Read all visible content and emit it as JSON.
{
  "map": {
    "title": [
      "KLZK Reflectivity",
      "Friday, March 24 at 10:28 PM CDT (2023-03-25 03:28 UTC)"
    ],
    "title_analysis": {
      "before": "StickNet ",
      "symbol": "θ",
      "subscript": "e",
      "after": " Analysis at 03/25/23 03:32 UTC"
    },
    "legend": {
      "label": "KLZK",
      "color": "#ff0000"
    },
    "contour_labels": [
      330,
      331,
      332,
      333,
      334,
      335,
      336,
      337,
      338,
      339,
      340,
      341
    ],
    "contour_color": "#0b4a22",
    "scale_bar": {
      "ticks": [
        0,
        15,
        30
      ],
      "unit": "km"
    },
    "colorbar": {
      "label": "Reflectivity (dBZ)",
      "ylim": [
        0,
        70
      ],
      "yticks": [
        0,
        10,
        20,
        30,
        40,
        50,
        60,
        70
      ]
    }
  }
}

#####

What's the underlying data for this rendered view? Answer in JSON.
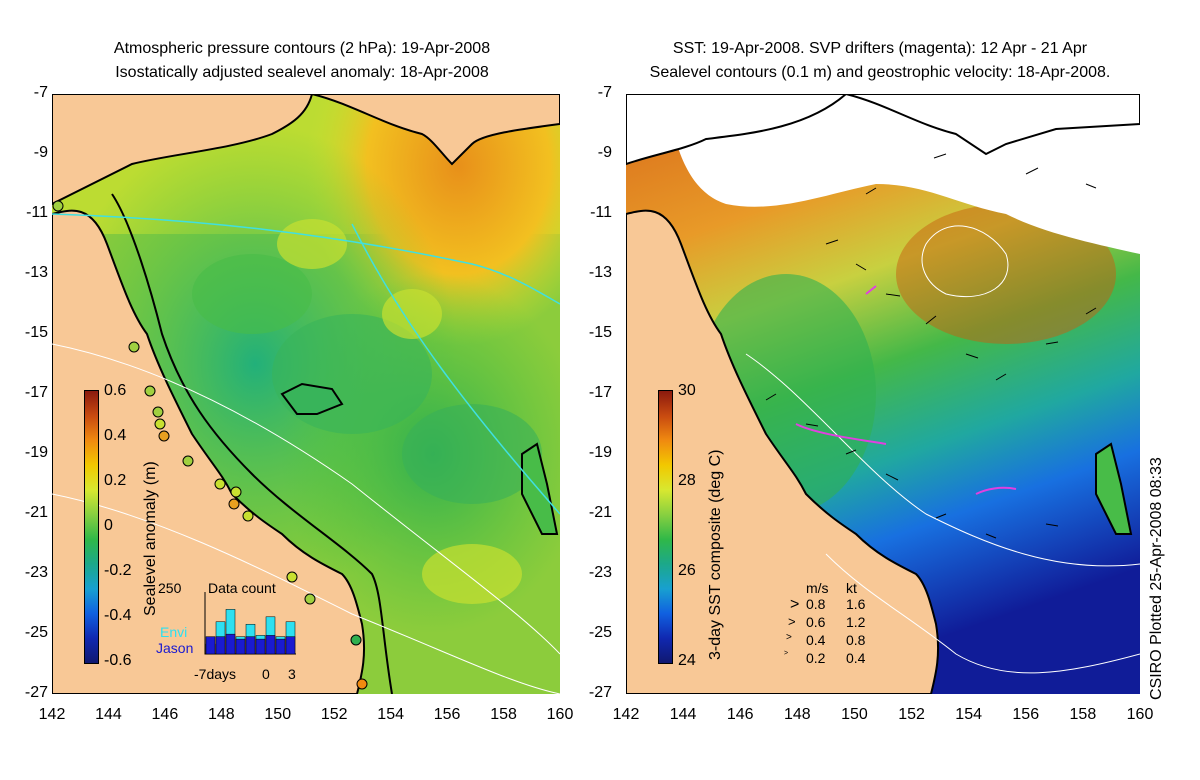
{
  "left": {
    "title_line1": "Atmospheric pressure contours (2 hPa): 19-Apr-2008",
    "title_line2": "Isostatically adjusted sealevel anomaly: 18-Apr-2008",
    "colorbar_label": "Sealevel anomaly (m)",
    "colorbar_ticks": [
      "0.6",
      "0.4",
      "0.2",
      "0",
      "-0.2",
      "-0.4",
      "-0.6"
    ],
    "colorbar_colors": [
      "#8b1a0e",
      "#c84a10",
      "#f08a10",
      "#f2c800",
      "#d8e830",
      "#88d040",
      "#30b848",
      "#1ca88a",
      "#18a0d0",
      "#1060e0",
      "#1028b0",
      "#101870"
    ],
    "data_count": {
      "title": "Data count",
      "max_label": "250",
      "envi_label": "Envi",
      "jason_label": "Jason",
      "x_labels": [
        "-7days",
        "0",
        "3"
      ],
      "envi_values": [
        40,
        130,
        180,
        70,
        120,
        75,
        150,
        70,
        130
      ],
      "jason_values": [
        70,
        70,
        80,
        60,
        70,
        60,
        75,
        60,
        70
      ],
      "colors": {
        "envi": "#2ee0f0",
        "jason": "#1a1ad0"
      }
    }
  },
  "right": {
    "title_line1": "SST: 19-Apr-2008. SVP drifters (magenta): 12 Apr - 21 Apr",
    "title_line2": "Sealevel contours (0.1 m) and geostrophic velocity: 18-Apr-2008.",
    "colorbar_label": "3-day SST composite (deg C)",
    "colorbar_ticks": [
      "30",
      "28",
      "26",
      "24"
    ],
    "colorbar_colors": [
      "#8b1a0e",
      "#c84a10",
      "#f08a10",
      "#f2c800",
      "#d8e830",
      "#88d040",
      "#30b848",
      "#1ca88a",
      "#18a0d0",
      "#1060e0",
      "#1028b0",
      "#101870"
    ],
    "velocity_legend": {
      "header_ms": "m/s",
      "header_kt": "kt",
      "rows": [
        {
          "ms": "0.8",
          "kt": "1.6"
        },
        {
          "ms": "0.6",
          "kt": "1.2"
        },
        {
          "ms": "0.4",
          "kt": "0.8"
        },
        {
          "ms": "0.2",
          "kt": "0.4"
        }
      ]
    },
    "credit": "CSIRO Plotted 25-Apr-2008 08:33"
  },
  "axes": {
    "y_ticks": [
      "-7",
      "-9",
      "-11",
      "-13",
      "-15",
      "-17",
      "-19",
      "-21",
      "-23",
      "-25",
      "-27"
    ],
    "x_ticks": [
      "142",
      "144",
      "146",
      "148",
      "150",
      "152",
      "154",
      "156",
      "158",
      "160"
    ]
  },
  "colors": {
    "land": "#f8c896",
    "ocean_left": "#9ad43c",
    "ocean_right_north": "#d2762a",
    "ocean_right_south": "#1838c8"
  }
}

#####

### Task details
Of the lines in the data, how many hold the string "anomaly"? State the number, nothing else.

### Solved exercise
2